> **Problem to work on**
Copy out the entries exactly, from the first line to the last.

[Dataset items]
────
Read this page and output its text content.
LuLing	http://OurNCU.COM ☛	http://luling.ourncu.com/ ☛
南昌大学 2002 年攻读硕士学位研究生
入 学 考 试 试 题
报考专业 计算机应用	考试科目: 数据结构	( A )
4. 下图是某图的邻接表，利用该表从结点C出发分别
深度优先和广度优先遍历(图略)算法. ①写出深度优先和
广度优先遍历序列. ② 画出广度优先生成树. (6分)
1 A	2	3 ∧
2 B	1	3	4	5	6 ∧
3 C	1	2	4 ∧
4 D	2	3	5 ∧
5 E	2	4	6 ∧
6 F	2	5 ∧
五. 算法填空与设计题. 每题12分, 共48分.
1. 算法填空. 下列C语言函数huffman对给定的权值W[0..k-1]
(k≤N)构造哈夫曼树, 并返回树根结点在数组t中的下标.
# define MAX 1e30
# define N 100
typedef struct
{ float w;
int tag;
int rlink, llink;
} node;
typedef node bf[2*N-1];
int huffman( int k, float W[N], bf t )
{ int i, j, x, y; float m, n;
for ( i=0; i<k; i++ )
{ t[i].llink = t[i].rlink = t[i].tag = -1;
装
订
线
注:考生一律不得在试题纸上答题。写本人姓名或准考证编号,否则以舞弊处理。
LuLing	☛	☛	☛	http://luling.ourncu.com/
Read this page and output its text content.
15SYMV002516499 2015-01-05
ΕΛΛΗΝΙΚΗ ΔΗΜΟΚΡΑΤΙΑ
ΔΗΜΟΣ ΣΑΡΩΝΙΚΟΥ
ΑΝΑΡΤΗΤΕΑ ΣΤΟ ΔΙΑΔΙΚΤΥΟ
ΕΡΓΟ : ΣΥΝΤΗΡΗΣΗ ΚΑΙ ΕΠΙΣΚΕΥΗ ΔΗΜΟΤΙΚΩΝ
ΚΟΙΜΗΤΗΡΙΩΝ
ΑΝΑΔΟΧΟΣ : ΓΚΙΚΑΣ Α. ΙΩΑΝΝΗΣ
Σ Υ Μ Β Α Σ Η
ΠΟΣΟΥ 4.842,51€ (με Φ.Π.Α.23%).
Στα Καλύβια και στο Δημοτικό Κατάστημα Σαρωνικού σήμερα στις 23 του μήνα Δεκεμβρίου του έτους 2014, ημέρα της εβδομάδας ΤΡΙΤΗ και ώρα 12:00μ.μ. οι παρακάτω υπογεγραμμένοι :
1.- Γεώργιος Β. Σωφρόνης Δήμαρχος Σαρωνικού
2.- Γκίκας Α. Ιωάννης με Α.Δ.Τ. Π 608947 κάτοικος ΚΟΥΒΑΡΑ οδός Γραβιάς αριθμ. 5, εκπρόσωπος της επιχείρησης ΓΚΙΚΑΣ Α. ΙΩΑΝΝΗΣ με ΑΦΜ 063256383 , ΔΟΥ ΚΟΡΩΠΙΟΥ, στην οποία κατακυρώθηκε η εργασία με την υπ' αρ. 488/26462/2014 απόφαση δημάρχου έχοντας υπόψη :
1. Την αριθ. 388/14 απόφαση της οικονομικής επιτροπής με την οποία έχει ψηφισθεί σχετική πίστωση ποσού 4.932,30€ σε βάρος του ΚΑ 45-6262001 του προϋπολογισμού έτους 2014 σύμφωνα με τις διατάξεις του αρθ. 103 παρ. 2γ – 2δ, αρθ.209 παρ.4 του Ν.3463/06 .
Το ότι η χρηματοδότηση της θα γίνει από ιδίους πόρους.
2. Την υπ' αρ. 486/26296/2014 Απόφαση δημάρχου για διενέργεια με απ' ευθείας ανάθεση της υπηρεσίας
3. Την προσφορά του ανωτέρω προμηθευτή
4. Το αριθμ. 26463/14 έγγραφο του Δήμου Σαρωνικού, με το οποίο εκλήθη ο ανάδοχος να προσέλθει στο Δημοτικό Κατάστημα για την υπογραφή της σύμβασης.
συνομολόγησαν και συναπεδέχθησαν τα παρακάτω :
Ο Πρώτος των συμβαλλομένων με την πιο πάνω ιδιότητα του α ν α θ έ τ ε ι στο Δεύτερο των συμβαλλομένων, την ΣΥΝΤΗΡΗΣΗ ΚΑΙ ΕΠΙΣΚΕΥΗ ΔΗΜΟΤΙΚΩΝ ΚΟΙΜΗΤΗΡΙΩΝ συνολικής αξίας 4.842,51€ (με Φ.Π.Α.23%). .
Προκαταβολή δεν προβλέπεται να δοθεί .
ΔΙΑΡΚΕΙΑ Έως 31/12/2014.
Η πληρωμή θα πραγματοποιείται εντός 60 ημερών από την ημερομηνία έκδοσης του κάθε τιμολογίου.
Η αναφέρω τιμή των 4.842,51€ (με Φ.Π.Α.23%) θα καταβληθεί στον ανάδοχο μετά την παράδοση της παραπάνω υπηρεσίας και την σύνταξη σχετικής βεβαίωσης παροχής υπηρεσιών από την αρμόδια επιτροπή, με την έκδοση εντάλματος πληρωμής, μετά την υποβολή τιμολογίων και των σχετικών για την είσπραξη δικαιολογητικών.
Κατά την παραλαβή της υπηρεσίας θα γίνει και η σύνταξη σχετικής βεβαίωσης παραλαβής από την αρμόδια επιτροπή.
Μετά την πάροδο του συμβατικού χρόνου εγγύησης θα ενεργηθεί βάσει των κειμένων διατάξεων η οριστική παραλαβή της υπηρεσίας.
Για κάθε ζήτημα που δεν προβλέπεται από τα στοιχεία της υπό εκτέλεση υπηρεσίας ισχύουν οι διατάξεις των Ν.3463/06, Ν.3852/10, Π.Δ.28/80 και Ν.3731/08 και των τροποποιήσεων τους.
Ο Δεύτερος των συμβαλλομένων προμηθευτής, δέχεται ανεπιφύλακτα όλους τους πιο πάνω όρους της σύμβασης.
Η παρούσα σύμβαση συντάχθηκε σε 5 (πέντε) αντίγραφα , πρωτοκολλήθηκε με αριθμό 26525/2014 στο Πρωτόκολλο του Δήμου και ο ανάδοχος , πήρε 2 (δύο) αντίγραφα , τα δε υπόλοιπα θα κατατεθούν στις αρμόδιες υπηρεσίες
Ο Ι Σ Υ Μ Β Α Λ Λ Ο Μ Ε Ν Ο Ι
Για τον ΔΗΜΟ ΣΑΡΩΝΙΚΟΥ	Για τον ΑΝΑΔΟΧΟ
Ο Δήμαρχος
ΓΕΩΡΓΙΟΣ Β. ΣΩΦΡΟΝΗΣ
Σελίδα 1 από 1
────
> **Output for this exercise**
Read this page and output its text content.
LuLing	http://OurNCU.COM ☛	http://luling.ourncu.com/ ☛
南昌大学 2002 年攻读硕士学位研究生
入 学 考 试 试 题
报考专业 计算机应用	考试科目: 数据结构	( A )
4. 下图是某图的邻接表，利用该表从结点C出发分别
深度优先和广度优先遍历(图略)算法. ①写出深度优先和
广度优先遍历序列. ② 画出广度优先生成树. (6分)
1 A	2	3 ∧
2 B	1	3	4	5	6 ∧
3 C	1	2	4 ∧
4 D	2	3	5 ∧
5 E	2	4	6 ∧
6 F	2	5 ∧
五. 算法填空与设计题. 每题12分, 共48分.
1. 算法填空. 下列C语言函数huffman对给定的权值W[0..k-1]
(k≤N)构造哈夫曼树, 并返回树根结点在数组t中的下标.
# define MAX 1e30
# define N 100
typedef struct
{ float w;
int tag;
int rlink, llink;
} node;
typedef node bf[2*N-1];
int huffman( int k, float W[N], bf t )
{ int i, j, x, y; float m, n;
for ( i=0; i<k; i++ )
{ t[i].llink = t[i].rlink = t[i].tag = -1;
装
订
线
注:考生一律不得在试题纸上答题。写本人姓名或准考证编号,否则以舞弊处理。
LuLing	☛	☛	☛	http://luling.ourncu.com/
Read this page and output its text content.
15SYMV002516499 2015-01-05
ΕΛΛΗΝΙΚΗ ΔΗΜΟΚΡΑΤΙΑ
ΔΗΜΟΣ ΣΑΡΩΝΙΚΟΥ
ΑΝΑΡΤΗΤΕΑ ΣΤΟ ΔΙΑΔΙΚΤΥΟ
ΕΡΓΟ : ΣΥΝΤΗΡΗΣΗ ΚΑΙ ΕΠΙΣΚΕΥΗ ΔΗΜΟΤΙΚΩΝ
ΚΟΙΜΗΤΗΡΙΩΝ
ΑΝΑΔΟΧΟΣ : ΓΚΙΚΑΣ Α. ΙΩΑΝΝΗΣ
Σ Υ Μ Β Α Σ Η
ΠΟΣΟΥ 4.842,51€ (με Φ.Π.Α.23%).
Στα Καλύβια και στο Δημοτικό Κατάστημα Σαρωνικού σήμερα στις 23 του μήνα Δεκεμβρίου του έτους 2014, ημέρα της εβδομάδας ΤΡΙΤΗ και ώρα 12:00μ.μ. οι παρακάτω υπογεγραμμένοι :
1.- Γεώργιος Β. Σωφρόνης Δήμαρχος Σαρωνικού
2.- Γκίκας Α. Ιωάννης με Α.Δ.Τ. Π 608947 κάτοικος ΚΟΥΒΑΡΑ οδός Γραβιάς αριθμ. 5, εκπρόσωπος της επιχείρησης ΓΚΙΚΑΣ Α. ΙΩΑΝΝΗΣ με ΑΦΜ 063256383 , ΔΟΥ ΚΟΡΩΠΙΟΥ, στην οποία κατακυρώθηκε η εργασία με την υπ' αρ. 488/26462/2014 απόφαση δημάρχου έχοντας υπόψη :
1. Την αριθ. 388/14 απόφαση της οικονομικής επιτροπής με την οποία έχει ψηφισθεί σχετική πίστωση ποσού 4.932,30€ σε βάρος του ΚΑ 45-6262001 του προϋπολογισμού έτους 2014 σύμφωνα με τις διατάξεις του αρθ. 103 παρ. 2γ – 2δ, αρθ.209 παρ.4 του Ν.3463/06 .
Το ότι η χρηματοδότηση της θα γίνει από ιδίους πόρους.
2. Την υπ' αρ. 486/26296/2014 Απόφαση δημάρχου για διενέργεια με απ' ευθείας ανάθεση της υπηρεσίας
3. Την προσφορά του ανωτέρω προμηθευτή
4. Το αριθμ. 26463/14 έγγραφο του Δήμου Σαρωνικού, με το οποίο εκλήθη ο ανάδοχος να προσέλθει στο Δημοτικό Κατάστημα για την υπογραφή της σύμβασης.
συνομολόγησαν και συναπεδέχθησαν τα παρακάτω :
Ο Πρώτος των συμβαλλομένων με την πιο πάνω ιδιότητα του α ν α θ έ τ ε ι στο Δεύτερο των συμβαλλομένων, την ΣΥΝΤΗΡΗΣΗ ΚΑΙ ΕΠΙΣΚΕΥΗ ΔΗΜΟΤΙΚΩΝ ΚΟΙΜΗΤΗΡΙΩΝ συνολικής αξίας 4.842,51€ (με Φ.Π.Α.23%). .
Προκαταβολή δεν προβλέπεται να δοθεί .
ΔΙΑΡΚΕΙΑ Έως 31/12/2014.
Η πληρωμή θα πραγματοποιείται εντός 60 ημερών από την ημερομηνία έκδοσης του κάθε τιμολογίου.
Η αναφέρω τιμή των 4.842,51€ (με Φ.Π.Α.23%) θα καταβληθεί στον ανάδοχο μετά την παράδοση της παραπάνω υπηρεσίας και την σύνταξη σχετικής βεβαίωσης παροχής υπηρεσιών από την αρμόδια επιτροπή, με την έκδοση εντάλματος πληρωμής, μετά την υποβολή τιμολογίων και των σχετικών για την είσπραξη δικαιολογητικών.
Κατά την παραλαβή της υπηρεσίας θα γίνει και η σύνταξη σχετικής βεβαίωσης παραλαβής από την αρμόδια επιτροπή.
Μετά την πάροδο του συμβατικού χρόνου εγγύησης θα ενεργηθεί βάσει των κειμένων διατάξεων η οριστική παραλαβή της υπηρεσίας.
Για κάθε ζήτημα που δεν προβλέπεται από τα στοιχεία της υπό εκτέλεση υπηρεσίας ισχύουν οι διατάξεις των Ν.3463/06, Ν.3852/10, Π.Δ.28/80 και Ν.3731/08 και των τροποποιήσεων τους.
Ο Δεύτερος των συμβαλλομένων προμηθευτής, δέχεται ανεπιφύλακτα όλους τους πιο πάνω όρους της σύμβασης.
Η παρούσα σύμβαση συντάχθηκε σε 5 (πέντε) αντίγραφα , πρωτοκολλήθηκε με αριθμό 26525/2014 στο Πρωτόκολλο του Δήμου και ο ανάδοχος , πήρε 2 (δύο) αντίγραφα , τα δε υπόλοιπα θα κατατεθούν στις αρμόδιες υπηρεσίες
Ο Ι Σ Υ Μ Β Α Λ Λ Ο Μ Ε Ν Ο Ι
Για τον ΔΗΜΟ ΣΑΡΩΝΙΚΟΥ	Για τον ΑΝΑΔΟΧΟ
Ο Δήμαρχος
ΓΕΩΡΓΙΟΣ Β. ΣΩΦΡΟΝΗΣ
Σελίδα 1 από 1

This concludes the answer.